(Dataset records)
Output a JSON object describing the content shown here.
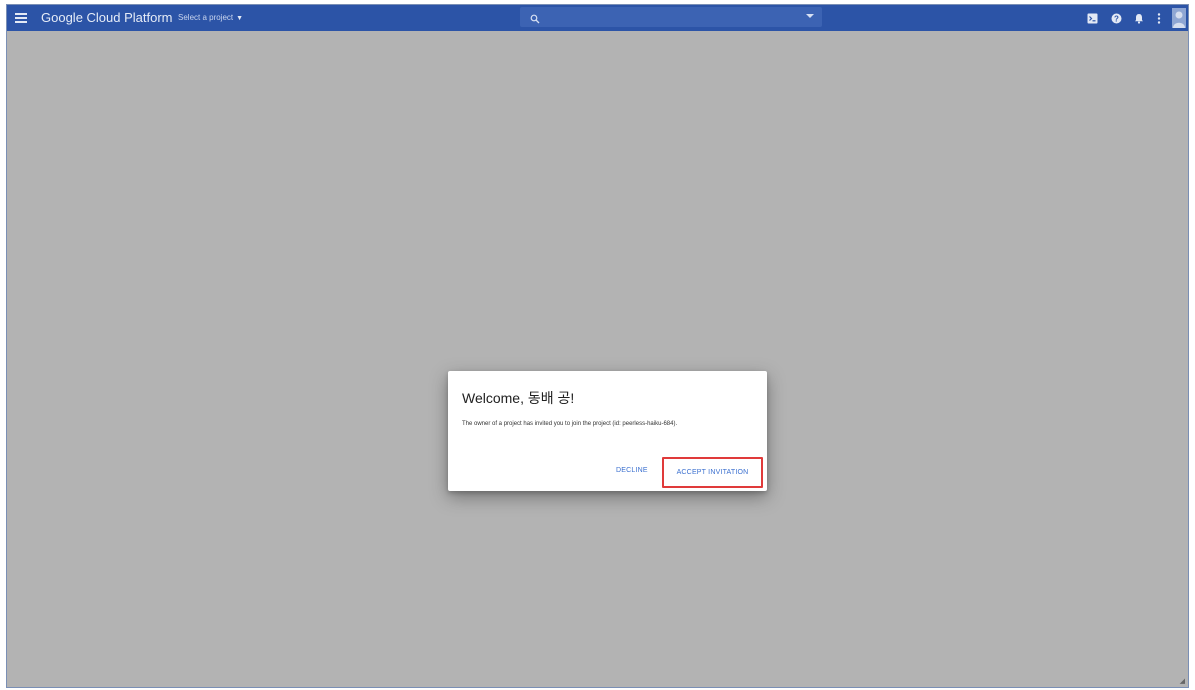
{
  "topbar": {
    "app_title": "Google Cloud Platform",
    "project_select": "Select a project",
    "search_placeholder": "",
    "color": "#2c54a7",
    "icons": [
      "menu-icon",
      "search-icon",
      "cloud-shell-icon",
      "help-icon",
      "notifications-icon",
      "more-vert-icon",
      "avatar"
    ]
  },
  "dialog": {
    "title": "Welcome, 동배 공!",
    "body": "The owner of a project has invited you to join the project (id: peerless-haiku-684).",
    "decline_label": "DECLINE",
    "accept_label": "ACCEPT INVITATION",
    "highlight_color": "#e03a3a"
  }
}
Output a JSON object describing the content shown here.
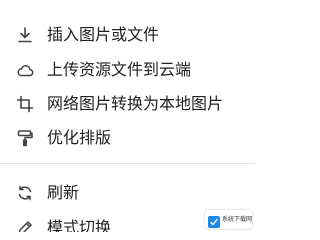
{
  "menu": {
    "items": [
      {
        "label": "插入图片或文件",
        "icon": "download-icon"
      },
      {
        "label": "上传资源文件到云端",
        "icon": "cloud-icon"
      },
      {
        "label": "网络图片转换为本地图片",
        "icon": "crop-icon"
      },
      {
        "label": "优化排版",
        "icon": "paint-roller-icon"
      },
      {
        "label": "刷新",
        "icon": "refresh-icon"
      },
      {
        "label": "模式切换",
        "icon": "pencil-icon"
      }
    ]
  },
  "watermark": {
    "text": "系统下载网"
  },
  "colors": {
    "text": "#222222",
    "icon": "#444444",
    "divider": "#e6e6e6",
    "watermark_blue": "#1e88e5"
  }
}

» Set problem: All of the records above must be copied exactly, except for the pictures.

» Exercise result:
Output a JSON object describing the content shown here.
{
  "topbar": {
    "app_title": "Google Cloud Platform",
    "project_select": "Select a project",
    "search_placeholder": "",
    "color": "#2c54a7",
    "icons": [
      "menu-icon",
      "search-icon",
      "cloud-shell-icon",
      "help-icon",
      "notifications-icon",
      "more-vert-icon",
      "avatar"
    ]
  },
  "dialog": {
    "title": "Welcome, 동배 공!",
    "body": "The owner of a project has invited you to join the project (id: peerless-haiku-684).",
    "decline_label": "DECLINE",
    "accept_label": "ACCEPT INVITATION",
    "highlight_color": "#e03a3a"
  }
}
Output a JSON object describing the content shown here.
{
  "menu": {
    "items": [
      {
        "label": "插入图片或文件",
        "icon": "download-icon"
      },
      {
        "label": "上传资源文件到云端",
        "icon": "cloud-icon"
      },
      {
        "label": "网络图片转换为本地图片",
        "icon": "crop-icon"
      },
      {
        "label": "优化排版",
        "icon": "paint-roller-icon"
      },
      {
        "label": "刷新",
        "icon": "refresh-icon"
      },
      {
        "label": "模式切换",
        "icon": "pencil-icon"
      }
    ]
  },
  "watermark": {
    "text": "系统下载网"
  },
  "colors": {
    "text": "#222222",
    "icon": "#444444",
    "divider": "#e6e6e6",
    "watermark_blue": "#1e88e5"
  }
}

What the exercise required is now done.